_WHAT TO DO_: Write out the following entries exactly as they appear, starting with the line that contains "histogram-plot-area bbox=[438, 60, 721, 540]" and going on through the line that contains "histogram-bar bbox=[439, 280, 651, 342]", with both of those lines included.

━━━━━ DATASET ROWS ━━━━━

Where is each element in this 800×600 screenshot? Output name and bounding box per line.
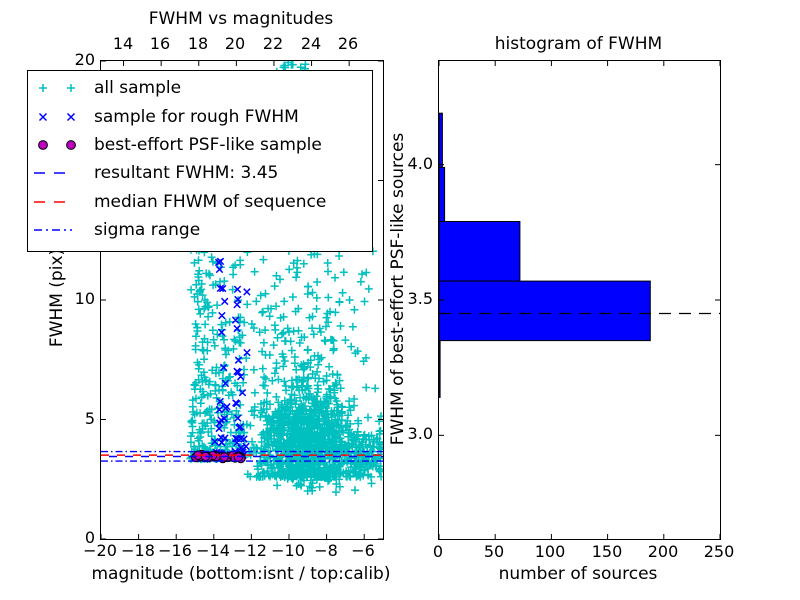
histogram-plot-area bbox=[438, 60, 721, 540]
scatter-y-tick-label: 10 bbox=[74, 289, 95, 308]
scatter-x-tick-label: −12 bbox=[233, 541, 267, 560]
plus-marker-icon bbox=[67, 84, 75, 93]
histogram-plot-title: histogram of FWHM bbox=[494, 34, 663, 54]
scatter-x-tick-label: −6 bbox=[351, 541, 375, 560]
histogram-bar bbox=[439, 280, 651, 342]
histogram-bar bbox=[439, 340, 441, 398]
legend-entry-3: resultant FWHM: 3.45 bbox=[28, 159, 372, 187]
x-marker-icon bbox=[66, 112, 76, 121]
legend-label: median FHWM of sequence bbox=[94, 191, 327, 212]
histogram-y-tick-label: 4.0 bbox=[407, 154, 433, 173]
scatter-y-tick-label: 0 bbox=[84, 528, 95, 547]
scatter-x-tick-label: −14 bbox=[196, 541, 230, 560]
x-marker-icon bbox=[38, 112, 48, 121]
histogram-x-tick-label: 250 bbox=[703, 542, 735, 561]
histogram-y-tick-label: 3.5 bbox=[407, 289, 433, 308]
circle-legend-swatch bbox=[38, 140, 76, 150]
scatter-top-tick-label: 20 bbox=[224, 34, 246, 53]
histogram-x-tick-label: 0 bbox=[432, 542, 444, 561]
legend-label: all sample bbox=[94, 78, 182, 99]
scatter-plot-title: FWHM vs magnitudes bbox=[148, 9, 334, 29]
legend-entry-0: all sample bbox=[28, 74, 372, 102]
legend-entry-1: sample for rough FWHM bbox=[28, 102, 372, 130]
legend-entry-5: sigma range bbox=[28, 216, 372, 244]
scatter-top-tick-label: 18 bbox=[187, 34, 209, 53]
histogram-x-tick-label: 200 bbox=[647, 542, 679, 561]
histogram-bar bbox=[439, 112, 443, 168]
legend-label: resultant FWHM: 3.45 bbox=[94, 163, 279, 184]
dashed-legend-swatch bbox=[34, 172, 72, 175]
scatter-top-tick-label: 16 bbox=[149, 34, 171, 53]
legend-label: best-effort PSF-like sample bbox=[94, 134, 322, 155]
scatter-top-tick-label: 24 bbox=[300, 34, 322, 53]
scatter-y-tick-label: 20 bbox=[74, 50, 95, 69]
circle-marker-icon bbox=[66, 140, 76, 150]
histogram-bar bbox=[439, 166, 446, 222]
scatter-x-tick-label: −8 bbox=[314, 541, 338, 560]
legend: all sample sample for rough FWHM best-effo… bbox=[27, 70, 373, 252]
dashed-legend-swatch bbox=[34, 200, 72, 203]
histogram-x-tick-label: 150 bbox=[591, 542, 623, 561]
histogram-plot-canvas bbox=[439, 61, 720, 539]
scatter-top-tick-label: 26 bbox=[337, 34, 359, 53]
legend-label: sample for rough FWHM bbox=[94, 106, 299, 127]
legend-entry-4: median FHWM of sequence bbox=[28, 188, 372, 216]
scatter-plot-canvas bbox=[101, 61, 383, 539]
scatter-x-axis-label: magnitude (bottom:isnt / top:calib) bbox=[91, 564, 391, 584]
histogram-y-tick-label: 3.0 bbox=[407, 424, 433, 443]
histogram-x-tick-label: 100 bbox=[534, 542, 566, 561]
scatter-x-tick-label: −18 bbox=[121, 541, 155, 560]
plus-marker-icon bbox=[39, 84, 47, 93]
legend-label: sigma range bbox=[94, 220, 201, 241]
x-legend-swatch bbox=[38, 112, 76, 121]
histogram-x-axis-label: number of sources bbox=[498, 564, 658, 584]
scatter-top-tick-label: 14 bbox=[112, 34, 134, 53]
scatter-top-tick-label: 22 bbox=[262, 34, 284, 53]
legend-entry-2: best-effort PSF-like sample bbox=[28, 131, 372, 159]
circle-marker-icon bbox=[38, 140, 48, 150]
histogram-bar bbox=[439, 221, 521, 282]
scatter-x-tick-label: −20 bbox=[83, 541, 117, 560]
scatter-x-tick-label: −16 bbox=[158, 541, 192, 560]
scatter-y-tick-label: 5 bbox=[84, 409, 95, 428]
dashdot-legend-swatch bbox=[34, 229, 72, 231]
plus-legend-swatch bbox=[39, 84, 75, 93]
histogram-x-tick-label: 50 bbox=[483, 542, 505, 561]
scatter-x-tick-label: −10 bbox=[271, 541, 305, 560]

━━━━━

_SOLUTION_:
histogram-plot-area bbox=[438, 60, 721, 540]
scatter-y-tick-label: 10 bbox=[74, 289, 95, 308]
scatter-x-tick-label: −12 bbox=[233, 541, 267, 560]
plus-marker-icon bbox=[67, 84, 75, 93]
histogram-plot-title: histogram of FWHM bbox=[494, 34, 663, 54]
scatter-x-tick-label: −6 bbox=[351, 541, 375, 560]
histogram-bar bbox=[439, 280, 651, 342]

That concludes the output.